# The task
Recast every one of the rows below as a Markdown table with the columns Number and Line. Number each nonblank line in order and omit any blank lines.

┌──

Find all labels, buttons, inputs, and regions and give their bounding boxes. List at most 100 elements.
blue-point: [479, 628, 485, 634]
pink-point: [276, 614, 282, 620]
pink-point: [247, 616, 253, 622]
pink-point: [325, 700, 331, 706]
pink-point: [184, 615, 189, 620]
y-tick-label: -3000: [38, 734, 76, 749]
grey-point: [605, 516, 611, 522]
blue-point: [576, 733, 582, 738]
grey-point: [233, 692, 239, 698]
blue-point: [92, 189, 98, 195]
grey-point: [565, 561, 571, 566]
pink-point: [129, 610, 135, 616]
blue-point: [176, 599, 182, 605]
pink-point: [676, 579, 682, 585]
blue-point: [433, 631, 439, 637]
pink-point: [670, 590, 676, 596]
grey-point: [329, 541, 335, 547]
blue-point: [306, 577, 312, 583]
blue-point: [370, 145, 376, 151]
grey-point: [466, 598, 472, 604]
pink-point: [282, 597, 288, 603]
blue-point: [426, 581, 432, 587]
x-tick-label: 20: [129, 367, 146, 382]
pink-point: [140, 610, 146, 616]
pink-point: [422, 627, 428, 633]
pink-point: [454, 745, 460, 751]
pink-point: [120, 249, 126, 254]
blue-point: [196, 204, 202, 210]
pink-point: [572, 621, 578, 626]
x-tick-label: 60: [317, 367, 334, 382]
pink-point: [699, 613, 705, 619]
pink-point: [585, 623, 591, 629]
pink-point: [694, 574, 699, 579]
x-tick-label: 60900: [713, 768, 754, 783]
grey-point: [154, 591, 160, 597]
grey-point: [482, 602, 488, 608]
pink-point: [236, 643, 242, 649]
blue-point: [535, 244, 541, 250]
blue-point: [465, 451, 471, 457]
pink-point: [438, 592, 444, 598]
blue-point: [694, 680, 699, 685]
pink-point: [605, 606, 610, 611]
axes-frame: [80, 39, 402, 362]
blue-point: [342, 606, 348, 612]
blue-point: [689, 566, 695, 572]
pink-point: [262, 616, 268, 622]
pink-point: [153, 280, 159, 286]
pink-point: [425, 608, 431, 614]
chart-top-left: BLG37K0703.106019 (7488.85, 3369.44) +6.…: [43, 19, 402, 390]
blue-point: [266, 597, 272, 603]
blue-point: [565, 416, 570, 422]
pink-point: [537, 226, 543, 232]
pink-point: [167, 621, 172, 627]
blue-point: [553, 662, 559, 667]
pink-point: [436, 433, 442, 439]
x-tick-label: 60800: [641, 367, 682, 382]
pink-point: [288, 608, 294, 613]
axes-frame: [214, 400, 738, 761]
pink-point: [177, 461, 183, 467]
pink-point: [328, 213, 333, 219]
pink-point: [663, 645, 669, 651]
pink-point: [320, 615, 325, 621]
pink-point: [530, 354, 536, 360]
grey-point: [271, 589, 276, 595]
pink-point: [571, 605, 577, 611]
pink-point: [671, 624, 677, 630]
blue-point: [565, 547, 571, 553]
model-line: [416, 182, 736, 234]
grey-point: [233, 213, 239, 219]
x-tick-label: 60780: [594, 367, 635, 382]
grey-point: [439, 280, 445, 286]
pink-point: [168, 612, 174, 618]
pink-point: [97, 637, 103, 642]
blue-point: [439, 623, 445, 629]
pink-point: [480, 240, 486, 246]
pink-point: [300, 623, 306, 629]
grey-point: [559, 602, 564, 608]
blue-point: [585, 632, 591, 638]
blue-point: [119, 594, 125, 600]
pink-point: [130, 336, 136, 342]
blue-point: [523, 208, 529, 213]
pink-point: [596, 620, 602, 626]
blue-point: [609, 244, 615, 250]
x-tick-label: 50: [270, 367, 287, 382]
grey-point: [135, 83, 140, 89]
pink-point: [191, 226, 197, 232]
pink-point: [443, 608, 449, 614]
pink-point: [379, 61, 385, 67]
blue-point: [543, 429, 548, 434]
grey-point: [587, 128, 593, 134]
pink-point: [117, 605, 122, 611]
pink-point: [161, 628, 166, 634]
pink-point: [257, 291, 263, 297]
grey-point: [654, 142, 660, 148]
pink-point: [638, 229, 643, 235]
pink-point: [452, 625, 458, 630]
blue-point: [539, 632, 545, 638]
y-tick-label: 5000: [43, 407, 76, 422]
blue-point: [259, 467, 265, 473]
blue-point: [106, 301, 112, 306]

└──

# Correct result
| Number | Line |
|---|---|
| 1 | Find all labels, buttons, inputs, and regions and give their bounding boxes. List at most 100 elements. |
| 2 | blue-point: [479, 628, 485, 634] |
| 3 | pink-point: [276, 614, 282, 620] |
| 4 | pink-point: [247, 616, 253, 622] |
| 5 | pink-point: [325, 700, 331, 706] |
| 6 | pink-point: [184, 615, 189, 620] |
| 7 | y-tick-label: -3000: [38, 734, 76, 749] |
| 8 | grey-point: [605, 516, 611, 522] |
| 9 | blue-point: [576, 733, 582, 738] |
| 10 | grey-point: [233, 692, 239, 698] |
| 11 | blue-point: [92, 189, 98, 195] |
| 12 | grey-point: [565, 561, 571, 566] |
| 13 | pink-point: [129, 610, 135, 616] |
| 14 | blue-point: [176, 599, 182, 605] |
| 15 | pink-point: [676, 579, 682, 585] |
| 16 | blue-point: [433, 631, 439, 637] |
| 17 | pink-point: [670, 590, 676, 596] |
| 18 | grey-point: [329, 541, 335, 547] |
| 19 | blue-point: [306, 577, 312, 583] |
| 20 | blue-point: [370, 145, 376, 151] |
| 21 | grey-point: [466, 598, 472, 604] |
| 22 | pink-point: [282, 597, 288, 603] |
| 23 | blue-point: [426, 581, 432, 587] |
| 24 | x-tick-label: 20: [129, 367, 146, 382] |
| 25 | pink-point: [140, 610, 146, 616] |
| 26 | pink-point: [422, 627, 428, 633] |
| 27 | pink-point: [454, 745, 460, 751] |
| 28 | pink-point: [120, 249, 126, 254] |
| 29 | blue-point: [196, 204, 202, 210] |
| 30 | pink-point: [572, 621, 578, 626] |
| 31 | x-tick-label: 60: [317, 367, 334, 382] |
| 32 | pink-point: [699, 613, 705, 619] |
| 33 | pink-point: [585, 623, 591, 629] |
| 34 | pink-point: [694, 574, 699, 579] |
| 35 | x-tick-label: 60900: [713, 768, 754, 783] |
| 36 | grey-point: [154, 591, 160, 597] |
| 37 | grey-point: [482, 602, 488, 608] |
| 38 | pink-point: [236, 643, 242, 649] |
| 39 | blue-point: [535, 244, 541, 250] |
| 40 | blue-point: [465, 451, 471, 457] |
| 41 | pink-point: [438, 592, 444, 598] |
| 42 | blue-point: [694, 680, 699, 685] |
| 43 | pink-point: [605, 606, 610, 611] |
| 44 | axes-frame: [80, 39, 402, 362] |
| 45 | blue-point: [342, 606, 348, 612] |
| 46 | blue-point: [689, 566, 695, 572] |
| 47 | pink-point: [262, 616, 268, 622] |
| 48 | pink-point: [153, 280, 159, 286] |
| 49 | pink-point: [425, 608, 431, 614] |
| 50 | chart-top-left: BLG37K0703.106019 (7488.85, 3369.44) +6.…: [43, 19, 402, 390] |
| 51 | blue-point: [266, 597, 272, 603] |
| 52 | blue-point: [565, 416, 570, 422] |
| 53 | pink-point: [537, 226, 543, 232] |
| 54 | pink-point: [167, 621, 172, 627] |
| 55 | blue-point: [553, 662, 559, 667] |
| 56 | pink-point: [436, 433, 442, 439] |
| 57 | x-tick-label: 60800: [641, 367, 682, 382] |
| 58 | pink-point: [288, 608, 294, 613] |
| 59 | axes-frame: [214, 400, 738, 761] |
| 60 | pink-point: [177, 461, 183, 467] |
| 61 | pink-point: [328, 213, 333, 219] |
| 62 | pink-point: [663, 645, 669, 651] |
| 63 | pink-point: [320, 615, 325, 621] |
| 64 | pink-point: [530, 354, 536, 360] |
| 65 | grey-point: [271, 589, 276, 595] |
| 66 | pink-point: [571, 605, 577, 611] |
| 67 | pink-point: [671, 624, 677, 630] |
| 68 | blue-point: [565, 547, 571, 553] |
| 69 | model-line: [416, 182, 736, 234] |
| 70 | grey-point: [233, 213, 239, 219] |
| 71 | x-tick-label: 60780: [594, 367, 635, 382] |
| 72 | grey-point: [439, 280, 445, 286] |
| 73 | pink-point: [168, 612, 174, 618] |
| 74 | pink-point: [97, 637, 103, 642] |
| 75 | blue-point: [439, 623, 445, 629] |
| 76 | pink-point: [480, 240, 486, 246] |
| 77 | pink-point: [300, 623, 306, 629] |
| 78 | grey-point: [559, 602, 564, 608] |
| 79 | blue-point: [585, 632, 591, 638] |
| 80 | blue-point: [119, 594, 125, 600] |
| 81 | pink-point: [130, 336, 136, 342] |
| 82 | blue-point: [523, 208, 529, 213] |
| 83 | pink-point: [596, 620, 602, 626] |
| 84 | blue-point: [609, 244, 615, 250] |
| 85 | x-tick-label: 50: [270, 367, 287, 382] |
| 86 | grey-point: [135, 83, 140, 89] |
| 87 | pink-point: [191, 226, 197, 232] |
| 88 | pink-point: [443, 608, 449, 614] |
| 89 | pink-point: [379, 61, 385, 67] |
| 90 | blue-point: [543, 429, 548, 434] |
| 91 | grey-point: [587, 128, 593, 134] |
| 92 | pink-point: [117, 605, 122, 611] |
| 93 | pink-point: [161, 628, 166, 634] |
| 94 | pink-point: [257, 291, 263, 297] |
| 95 | grey-point: [654, 142, 660, 148] |
| 96 | pink-point: [638, 229, 643, 235] |
| 97 | pink-point: [452, 625, 458, 630] |
| 98 | blue-point: [539, 632, 545, 638] |
| 99 | y-tick-label: 5000: [43, 407, 76, 422] |
| 100 | blue-point: [259, 467, 265, 473] |
| 101 | blue-point: [106, 301, 112, 306] |